### Exercise description
Could you repeat, word for word, every line from the one containing "What text is on this page?" through the final line of the records below, and nothing else?

::: Record extracts :::

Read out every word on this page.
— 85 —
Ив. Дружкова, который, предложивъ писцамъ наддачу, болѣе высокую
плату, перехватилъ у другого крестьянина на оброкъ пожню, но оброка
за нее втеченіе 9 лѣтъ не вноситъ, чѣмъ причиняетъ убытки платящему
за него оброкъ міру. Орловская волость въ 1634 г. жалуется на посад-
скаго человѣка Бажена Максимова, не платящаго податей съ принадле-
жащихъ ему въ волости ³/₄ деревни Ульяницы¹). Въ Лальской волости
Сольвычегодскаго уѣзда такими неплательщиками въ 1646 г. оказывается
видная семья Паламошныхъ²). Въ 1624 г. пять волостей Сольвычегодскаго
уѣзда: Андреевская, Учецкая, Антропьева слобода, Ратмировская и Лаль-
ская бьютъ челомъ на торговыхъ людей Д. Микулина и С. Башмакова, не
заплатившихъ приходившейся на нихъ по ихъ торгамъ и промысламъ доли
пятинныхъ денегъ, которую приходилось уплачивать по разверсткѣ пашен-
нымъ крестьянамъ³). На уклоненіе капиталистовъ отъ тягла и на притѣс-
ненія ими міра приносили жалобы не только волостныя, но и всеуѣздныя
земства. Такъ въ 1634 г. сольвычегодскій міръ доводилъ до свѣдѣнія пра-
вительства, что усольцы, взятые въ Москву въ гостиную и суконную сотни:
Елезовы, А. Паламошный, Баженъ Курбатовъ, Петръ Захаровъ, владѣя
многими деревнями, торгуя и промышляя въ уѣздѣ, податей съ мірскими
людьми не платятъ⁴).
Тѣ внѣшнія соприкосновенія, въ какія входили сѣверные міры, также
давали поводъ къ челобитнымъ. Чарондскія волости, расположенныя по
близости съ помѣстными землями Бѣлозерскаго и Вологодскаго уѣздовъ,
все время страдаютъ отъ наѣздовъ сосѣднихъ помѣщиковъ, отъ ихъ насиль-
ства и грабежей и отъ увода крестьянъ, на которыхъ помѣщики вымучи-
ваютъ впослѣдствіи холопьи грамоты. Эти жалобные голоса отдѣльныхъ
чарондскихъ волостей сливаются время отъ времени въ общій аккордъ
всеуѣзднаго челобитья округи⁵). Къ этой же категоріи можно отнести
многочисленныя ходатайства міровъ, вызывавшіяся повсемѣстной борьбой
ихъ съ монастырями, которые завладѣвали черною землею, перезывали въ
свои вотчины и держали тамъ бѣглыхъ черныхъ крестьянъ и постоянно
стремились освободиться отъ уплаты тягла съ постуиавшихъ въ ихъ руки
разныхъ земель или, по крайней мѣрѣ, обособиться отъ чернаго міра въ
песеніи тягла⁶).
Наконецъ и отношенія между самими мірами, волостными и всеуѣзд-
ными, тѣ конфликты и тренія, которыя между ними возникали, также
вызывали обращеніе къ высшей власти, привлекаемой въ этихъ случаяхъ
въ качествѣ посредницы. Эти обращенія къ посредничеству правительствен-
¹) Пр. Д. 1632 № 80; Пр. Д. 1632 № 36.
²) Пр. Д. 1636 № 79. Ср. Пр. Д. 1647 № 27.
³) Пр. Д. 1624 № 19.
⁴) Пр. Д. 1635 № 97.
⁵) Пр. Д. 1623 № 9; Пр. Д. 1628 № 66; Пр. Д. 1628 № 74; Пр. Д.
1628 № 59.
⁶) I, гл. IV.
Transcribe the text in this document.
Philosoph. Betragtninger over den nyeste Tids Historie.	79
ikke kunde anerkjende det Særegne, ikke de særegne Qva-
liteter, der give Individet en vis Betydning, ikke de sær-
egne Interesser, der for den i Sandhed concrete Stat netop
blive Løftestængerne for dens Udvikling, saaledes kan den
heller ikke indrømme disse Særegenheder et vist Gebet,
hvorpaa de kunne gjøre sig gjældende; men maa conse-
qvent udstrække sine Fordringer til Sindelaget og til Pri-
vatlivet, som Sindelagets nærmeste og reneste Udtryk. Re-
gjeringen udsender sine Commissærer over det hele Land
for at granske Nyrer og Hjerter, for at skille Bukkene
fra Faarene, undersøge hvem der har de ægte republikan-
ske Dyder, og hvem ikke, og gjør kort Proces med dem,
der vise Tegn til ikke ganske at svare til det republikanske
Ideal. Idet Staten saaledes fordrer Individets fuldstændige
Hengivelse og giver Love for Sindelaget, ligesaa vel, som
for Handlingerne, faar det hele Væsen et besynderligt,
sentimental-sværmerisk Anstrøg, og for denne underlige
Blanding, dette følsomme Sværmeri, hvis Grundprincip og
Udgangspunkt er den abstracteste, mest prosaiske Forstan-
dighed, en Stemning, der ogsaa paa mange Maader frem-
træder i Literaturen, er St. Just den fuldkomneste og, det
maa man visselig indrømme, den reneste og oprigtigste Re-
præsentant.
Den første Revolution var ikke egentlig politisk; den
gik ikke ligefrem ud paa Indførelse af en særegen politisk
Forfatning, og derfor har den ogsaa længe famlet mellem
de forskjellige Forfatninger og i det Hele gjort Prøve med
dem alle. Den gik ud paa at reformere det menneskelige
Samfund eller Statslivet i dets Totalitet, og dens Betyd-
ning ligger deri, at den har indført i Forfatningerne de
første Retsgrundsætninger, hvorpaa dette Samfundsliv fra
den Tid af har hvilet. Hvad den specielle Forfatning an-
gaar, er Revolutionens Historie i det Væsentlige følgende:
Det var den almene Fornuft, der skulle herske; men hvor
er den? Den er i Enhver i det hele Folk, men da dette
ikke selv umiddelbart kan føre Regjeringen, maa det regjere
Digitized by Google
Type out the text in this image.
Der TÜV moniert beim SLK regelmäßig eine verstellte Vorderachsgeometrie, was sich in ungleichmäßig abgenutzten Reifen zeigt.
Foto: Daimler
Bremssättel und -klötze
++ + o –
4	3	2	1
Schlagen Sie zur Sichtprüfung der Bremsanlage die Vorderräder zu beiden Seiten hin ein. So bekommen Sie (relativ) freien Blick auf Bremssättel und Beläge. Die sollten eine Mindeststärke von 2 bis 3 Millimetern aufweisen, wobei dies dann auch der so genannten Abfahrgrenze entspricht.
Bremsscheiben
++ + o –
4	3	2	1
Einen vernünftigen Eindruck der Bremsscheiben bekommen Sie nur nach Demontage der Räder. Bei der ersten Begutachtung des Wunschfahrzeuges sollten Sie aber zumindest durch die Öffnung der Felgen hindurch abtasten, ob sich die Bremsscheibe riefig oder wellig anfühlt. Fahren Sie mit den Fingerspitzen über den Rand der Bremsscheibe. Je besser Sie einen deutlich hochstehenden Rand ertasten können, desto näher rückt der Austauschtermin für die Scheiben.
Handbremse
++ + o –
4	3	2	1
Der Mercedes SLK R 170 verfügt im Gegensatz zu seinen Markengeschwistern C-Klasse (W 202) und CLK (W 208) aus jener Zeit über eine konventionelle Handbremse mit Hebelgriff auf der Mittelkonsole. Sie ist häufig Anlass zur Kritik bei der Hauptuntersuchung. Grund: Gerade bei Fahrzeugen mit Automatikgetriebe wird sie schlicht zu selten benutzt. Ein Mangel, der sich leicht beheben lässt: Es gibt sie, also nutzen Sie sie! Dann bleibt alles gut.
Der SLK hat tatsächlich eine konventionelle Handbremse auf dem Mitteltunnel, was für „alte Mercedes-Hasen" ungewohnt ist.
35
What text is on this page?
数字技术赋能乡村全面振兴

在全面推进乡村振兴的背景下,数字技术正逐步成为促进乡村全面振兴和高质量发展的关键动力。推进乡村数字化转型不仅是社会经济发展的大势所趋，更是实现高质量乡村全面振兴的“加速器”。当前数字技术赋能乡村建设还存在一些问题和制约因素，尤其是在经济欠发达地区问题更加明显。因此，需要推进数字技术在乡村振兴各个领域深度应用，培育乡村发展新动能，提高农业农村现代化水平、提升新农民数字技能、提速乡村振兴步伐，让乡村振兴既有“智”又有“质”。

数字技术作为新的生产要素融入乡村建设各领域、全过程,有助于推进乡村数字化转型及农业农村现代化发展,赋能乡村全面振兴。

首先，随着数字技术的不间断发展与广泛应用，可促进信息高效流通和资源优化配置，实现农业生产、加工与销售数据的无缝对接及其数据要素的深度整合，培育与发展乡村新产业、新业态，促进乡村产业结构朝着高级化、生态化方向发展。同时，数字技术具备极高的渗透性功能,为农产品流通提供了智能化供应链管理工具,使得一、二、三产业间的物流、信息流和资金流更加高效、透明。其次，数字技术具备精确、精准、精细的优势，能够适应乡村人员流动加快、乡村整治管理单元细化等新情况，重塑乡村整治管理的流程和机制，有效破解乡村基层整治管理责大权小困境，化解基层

:::

### Solved problem
What text is on this page?
数字技术赋能乡村全面振兴

在全面推进乡村振兴的背景下,数字技术正逐步成为促进乡村全面振兴和高质量发展的关键动力。推进乡村数字化转型不仅是社会经济发展的大势所趋，更是实现高质量乡村全面振兴的“加速器”。当前数字技术赋能乡村建设还存在一些问题和制约因素，尤其是在经济欠发达地区问题更加明显。因此，需要推进数字技术在乡村振兴各个领域深度应用，培育乡村发展新动能，提高农业农村现代化水平、提升新农民数字技能、提速乡村振兴步伐，让乡村振兴既有“智”又有“质”。

数字技术作为新的生产要素融入乡村建设各领域、全过程,有助于推进乡村数字化转型及农业农村现代化发展,赋能乡村全面振兴。

首先，随着数字技术的不间断发展与广泛应用，可促进信息高效流通和资源优化配置，实现农业生产、加工与销售数据的无缝对接及其数据要素的深度整合，培育与发展乡村新产业、新业态，促进乡村产业结构朝着高级化、生态化方向发展。同时，数字技术具备极高的渗透性功能,为农产品流通提供了智能化供应链管理工具,使得一、二、三产业间的物流、信息流和资金流更加高效、透明。其次，数字技术具备精确、精准、精细的优势，能够适应乡村人员流动加快、乡村整治管理单元细化等新情况，重塑乡村整治管理的流程和机制，有效破解乡村基层整治管理责大权小困境，化解基层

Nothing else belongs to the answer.